-- PROBLEM TO WORK ON --
Locate each line in the records containing "constante". Copy it.

-- SUPPLIED ENTRIES --
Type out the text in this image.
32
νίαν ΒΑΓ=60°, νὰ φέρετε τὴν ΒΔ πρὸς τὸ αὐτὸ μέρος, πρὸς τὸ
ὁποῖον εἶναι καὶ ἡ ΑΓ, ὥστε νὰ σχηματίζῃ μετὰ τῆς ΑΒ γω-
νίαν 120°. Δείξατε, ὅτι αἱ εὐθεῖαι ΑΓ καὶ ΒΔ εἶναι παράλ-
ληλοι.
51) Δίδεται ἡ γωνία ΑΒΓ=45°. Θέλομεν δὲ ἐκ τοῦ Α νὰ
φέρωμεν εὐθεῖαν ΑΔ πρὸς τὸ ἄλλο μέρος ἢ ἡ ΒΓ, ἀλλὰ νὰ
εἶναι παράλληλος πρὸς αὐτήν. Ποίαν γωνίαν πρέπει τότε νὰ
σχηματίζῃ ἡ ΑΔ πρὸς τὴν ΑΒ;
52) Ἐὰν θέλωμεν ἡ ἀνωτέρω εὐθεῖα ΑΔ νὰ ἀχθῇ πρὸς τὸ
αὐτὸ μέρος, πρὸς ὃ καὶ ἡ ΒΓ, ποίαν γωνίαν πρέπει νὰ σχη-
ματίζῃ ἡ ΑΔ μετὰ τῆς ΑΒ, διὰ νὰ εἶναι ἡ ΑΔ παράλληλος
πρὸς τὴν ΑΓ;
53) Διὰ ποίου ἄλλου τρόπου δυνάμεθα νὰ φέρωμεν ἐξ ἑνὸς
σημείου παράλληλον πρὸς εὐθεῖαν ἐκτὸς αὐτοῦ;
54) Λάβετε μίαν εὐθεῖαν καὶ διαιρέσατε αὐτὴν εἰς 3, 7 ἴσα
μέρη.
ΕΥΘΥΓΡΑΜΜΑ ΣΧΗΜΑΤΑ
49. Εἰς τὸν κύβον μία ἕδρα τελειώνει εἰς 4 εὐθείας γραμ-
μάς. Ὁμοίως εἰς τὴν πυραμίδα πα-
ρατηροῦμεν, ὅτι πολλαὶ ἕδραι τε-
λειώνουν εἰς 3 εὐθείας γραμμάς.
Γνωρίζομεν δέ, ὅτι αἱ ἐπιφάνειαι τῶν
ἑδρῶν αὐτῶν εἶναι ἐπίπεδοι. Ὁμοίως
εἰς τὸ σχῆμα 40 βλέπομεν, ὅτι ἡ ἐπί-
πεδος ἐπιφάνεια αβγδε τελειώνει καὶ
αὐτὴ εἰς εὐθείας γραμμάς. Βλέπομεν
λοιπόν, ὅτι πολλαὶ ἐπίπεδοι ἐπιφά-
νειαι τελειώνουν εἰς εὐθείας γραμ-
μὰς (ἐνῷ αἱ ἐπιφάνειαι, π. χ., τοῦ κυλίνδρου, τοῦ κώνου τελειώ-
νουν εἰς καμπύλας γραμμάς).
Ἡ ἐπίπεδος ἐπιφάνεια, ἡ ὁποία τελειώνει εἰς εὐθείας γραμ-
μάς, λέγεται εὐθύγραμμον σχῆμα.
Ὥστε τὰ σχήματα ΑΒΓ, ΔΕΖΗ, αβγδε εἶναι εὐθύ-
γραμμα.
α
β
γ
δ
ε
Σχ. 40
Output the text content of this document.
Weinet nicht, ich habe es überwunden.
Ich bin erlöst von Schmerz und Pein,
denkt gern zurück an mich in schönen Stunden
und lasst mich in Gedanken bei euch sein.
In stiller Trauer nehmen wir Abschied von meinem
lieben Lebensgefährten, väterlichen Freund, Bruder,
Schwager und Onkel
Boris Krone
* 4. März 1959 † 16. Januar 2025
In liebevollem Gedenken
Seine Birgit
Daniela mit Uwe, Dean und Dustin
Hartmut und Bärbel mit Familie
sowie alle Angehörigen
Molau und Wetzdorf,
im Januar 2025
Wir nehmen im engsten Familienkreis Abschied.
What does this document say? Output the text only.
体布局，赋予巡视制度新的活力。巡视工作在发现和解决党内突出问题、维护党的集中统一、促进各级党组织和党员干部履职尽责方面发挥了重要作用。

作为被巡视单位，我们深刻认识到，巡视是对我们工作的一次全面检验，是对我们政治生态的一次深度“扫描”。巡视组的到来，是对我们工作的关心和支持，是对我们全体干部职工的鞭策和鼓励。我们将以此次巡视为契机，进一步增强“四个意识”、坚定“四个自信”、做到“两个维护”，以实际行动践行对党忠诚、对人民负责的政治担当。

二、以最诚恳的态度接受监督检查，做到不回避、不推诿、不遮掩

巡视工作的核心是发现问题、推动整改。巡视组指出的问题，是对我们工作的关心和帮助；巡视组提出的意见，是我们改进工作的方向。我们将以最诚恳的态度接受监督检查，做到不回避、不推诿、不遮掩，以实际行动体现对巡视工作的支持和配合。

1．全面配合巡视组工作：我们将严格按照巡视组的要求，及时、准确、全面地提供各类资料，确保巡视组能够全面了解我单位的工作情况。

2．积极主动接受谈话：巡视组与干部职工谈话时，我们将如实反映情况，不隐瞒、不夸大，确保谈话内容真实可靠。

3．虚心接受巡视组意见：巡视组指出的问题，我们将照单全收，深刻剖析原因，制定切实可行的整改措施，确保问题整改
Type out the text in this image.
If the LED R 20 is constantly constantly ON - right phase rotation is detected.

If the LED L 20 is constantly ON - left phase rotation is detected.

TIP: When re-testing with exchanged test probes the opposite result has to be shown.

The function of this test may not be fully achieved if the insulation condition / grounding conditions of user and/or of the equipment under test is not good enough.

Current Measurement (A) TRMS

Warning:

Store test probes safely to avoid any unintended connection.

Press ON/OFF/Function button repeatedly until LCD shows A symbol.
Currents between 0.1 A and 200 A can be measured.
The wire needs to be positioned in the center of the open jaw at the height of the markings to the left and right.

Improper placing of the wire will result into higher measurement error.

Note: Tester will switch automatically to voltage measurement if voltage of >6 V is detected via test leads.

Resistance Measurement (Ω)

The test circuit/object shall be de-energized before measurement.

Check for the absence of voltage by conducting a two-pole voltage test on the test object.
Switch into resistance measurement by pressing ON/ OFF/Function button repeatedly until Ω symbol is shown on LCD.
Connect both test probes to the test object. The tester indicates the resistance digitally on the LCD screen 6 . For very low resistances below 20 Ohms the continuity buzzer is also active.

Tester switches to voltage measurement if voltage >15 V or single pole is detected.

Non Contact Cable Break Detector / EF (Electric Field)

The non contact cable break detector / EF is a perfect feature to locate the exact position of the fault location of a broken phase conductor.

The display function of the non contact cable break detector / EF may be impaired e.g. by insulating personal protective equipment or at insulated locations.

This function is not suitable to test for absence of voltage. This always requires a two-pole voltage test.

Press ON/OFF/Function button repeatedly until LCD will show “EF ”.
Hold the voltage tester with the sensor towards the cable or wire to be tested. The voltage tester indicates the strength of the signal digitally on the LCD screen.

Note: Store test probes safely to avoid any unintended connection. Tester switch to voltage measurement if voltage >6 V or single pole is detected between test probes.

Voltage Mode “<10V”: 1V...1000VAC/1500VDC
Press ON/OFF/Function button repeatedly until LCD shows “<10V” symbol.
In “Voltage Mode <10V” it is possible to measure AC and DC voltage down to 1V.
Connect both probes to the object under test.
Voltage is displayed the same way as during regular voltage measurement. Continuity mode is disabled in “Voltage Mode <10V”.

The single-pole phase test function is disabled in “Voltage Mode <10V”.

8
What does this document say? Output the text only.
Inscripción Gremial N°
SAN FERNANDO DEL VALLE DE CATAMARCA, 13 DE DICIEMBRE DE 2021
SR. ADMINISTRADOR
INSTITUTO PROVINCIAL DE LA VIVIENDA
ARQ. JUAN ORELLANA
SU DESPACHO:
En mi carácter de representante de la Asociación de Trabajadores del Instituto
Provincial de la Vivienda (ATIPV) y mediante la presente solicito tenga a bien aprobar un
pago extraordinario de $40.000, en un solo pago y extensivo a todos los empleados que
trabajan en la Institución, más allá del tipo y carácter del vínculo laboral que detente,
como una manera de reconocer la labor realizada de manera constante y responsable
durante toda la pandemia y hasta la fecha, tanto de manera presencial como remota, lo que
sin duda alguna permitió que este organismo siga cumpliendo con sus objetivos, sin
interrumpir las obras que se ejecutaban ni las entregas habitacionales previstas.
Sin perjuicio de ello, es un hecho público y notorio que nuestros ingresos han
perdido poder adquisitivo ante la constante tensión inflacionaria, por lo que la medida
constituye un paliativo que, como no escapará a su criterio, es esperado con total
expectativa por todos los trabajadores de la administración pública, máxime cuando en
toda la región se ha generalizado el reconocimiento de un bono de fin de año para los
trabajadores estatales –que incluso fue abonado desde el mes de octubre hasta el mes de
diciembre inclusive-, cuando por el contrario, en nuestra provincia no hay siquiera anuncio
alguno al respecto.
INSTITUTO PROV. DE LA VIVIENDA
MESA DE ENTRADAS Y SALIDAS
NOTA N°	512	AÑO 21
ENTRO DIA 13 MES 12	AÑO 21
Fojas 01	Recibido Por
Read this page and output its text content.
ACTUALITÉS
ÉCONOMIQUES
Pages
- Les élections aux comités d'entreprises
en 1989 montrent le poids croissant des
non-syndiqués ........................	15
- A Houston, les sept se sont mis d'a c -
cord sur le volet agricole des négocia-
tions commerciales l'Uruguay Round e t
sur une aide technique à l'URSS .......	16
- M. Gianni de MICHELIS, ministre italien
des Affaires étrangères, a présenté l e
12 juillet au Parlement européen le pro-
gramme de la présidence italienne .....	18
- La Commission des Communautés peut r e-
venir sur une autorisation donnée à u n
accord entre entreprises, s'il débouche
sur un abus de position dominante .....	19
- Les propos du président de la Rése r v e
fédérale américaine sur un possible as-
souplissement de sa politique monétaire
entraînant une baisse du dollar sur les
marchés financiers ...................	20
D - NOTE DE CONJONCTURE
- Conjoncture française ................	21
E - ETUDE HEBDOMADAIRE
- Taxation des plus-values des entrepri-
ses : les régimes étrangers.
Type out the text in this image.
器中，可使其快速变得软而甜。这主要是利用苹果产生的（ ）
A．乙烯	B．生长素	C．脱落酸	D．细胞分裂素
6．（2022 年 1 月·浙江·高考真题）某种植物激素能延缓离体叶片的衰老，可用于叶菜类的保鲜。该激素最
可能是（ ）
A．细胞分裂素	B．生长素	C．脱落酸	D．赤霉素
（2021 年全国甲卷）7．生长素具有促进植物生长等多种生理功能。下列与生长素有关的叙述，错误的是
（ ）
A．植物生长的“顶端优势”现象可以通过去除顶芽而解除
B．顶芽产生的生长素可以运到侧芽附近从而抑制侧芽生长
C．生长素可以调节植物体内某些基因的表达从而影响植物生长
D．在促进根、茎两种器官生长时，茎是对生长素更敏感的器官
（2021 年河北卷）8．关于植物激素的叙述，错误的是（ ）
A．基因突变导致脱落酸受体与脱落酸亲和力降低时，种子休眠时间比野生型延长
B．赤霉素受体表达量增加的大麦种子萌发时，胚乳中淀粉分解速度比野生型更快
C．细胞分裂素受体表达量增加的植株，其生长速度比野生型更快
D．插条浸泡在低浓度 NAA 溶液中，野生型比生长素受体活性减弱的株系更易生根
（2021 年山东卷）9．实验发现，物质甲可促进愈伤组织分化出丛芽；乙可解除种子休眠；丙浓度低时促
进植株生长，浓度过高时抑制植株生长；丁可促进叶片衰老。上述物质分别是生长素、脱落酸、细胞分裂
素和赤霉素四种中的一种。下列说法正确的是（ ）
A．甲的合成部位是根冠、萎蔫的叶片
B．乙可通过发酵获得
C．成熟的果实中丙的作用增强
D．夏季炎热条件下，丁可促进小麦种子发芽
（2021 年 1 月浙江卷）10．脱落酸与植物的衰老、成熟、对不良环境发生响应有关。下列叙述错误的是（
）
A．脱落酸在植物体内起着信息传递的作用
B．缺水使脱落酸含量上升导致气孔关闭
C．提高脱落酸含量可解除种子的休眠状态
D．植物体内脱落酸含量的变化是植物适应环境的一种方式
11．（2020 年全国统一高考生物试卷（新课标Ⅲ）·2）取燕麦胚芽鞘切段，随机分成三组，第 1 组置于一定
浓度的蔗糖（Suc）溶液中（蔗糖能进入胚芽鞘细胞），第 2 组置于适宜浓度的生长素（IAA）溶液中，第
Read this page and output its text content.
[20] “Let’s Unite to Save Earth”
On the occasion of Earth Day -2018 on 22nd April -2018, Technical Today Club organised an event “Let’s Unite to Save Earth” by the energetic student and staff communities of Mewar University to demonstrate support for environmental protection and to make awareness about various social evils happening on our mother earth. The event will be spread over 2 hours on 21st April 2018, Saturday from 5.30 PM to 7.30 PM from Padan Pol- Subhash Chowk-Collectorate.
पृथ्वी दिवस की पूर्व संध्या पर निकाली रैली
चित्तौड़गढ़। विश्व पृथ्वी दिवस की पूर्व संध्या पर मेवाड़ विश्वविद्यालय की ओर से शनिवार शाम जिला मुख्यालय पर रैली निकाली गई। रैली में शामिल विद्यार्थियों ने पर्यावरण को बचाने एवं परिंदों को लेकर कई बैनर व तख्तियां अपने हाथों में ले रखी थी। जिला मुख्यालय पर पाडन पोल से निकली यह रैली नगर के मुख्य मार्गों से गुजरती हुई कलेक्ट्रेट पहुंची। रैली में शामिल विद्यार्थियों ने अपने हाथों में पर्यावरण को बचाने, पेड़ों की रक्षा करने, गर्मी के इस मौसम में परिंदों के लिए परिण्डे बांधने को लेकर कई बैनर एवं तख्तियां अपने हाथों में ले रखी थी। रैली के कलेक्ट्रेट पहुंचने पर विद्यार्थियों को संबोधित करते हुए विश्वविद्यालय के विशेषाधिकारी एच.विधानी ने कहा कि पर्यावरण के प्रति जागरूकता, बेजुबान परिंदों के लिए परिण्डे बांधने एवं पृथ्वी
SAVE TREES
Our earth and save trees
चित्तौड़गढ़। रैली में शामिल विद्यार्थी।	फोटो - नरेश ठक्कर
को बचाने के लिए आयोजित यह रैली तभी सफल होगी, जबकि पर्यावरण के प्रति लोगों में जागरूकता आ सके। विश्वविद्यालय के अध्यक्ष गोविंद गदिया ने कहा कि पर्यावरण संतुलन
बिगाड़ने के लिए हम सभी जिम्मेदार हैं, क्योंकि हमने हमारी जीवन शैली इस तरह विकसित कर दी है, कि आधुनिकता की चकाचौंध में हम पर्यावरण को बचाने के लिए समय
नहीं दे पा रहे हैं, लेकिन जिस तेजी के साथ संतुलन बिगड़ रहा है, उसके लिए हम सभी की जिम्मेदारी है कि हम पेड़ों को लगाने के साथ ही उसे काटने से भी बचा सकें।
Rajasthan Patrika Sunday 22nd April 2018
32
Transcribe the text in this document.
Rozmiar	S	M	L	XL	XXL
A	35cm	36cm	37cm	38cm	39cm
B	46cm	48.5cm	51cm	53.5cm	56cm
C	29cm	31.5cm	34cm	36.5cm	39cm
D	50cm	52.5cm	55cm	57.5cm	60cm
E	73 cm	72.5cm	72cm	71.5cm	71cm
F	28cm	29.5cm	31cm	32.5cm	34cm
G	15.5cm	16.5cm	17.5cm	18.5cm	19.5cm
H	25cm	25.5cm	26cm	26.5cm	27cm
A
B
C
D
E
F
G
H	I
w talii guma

-- SOLVED EXERCISE --
como una manera de reconocer la labor realizada de manera constante y responsable
perdido poder adquisitivo ante la constante tensión inflacionaria, por lo que la medida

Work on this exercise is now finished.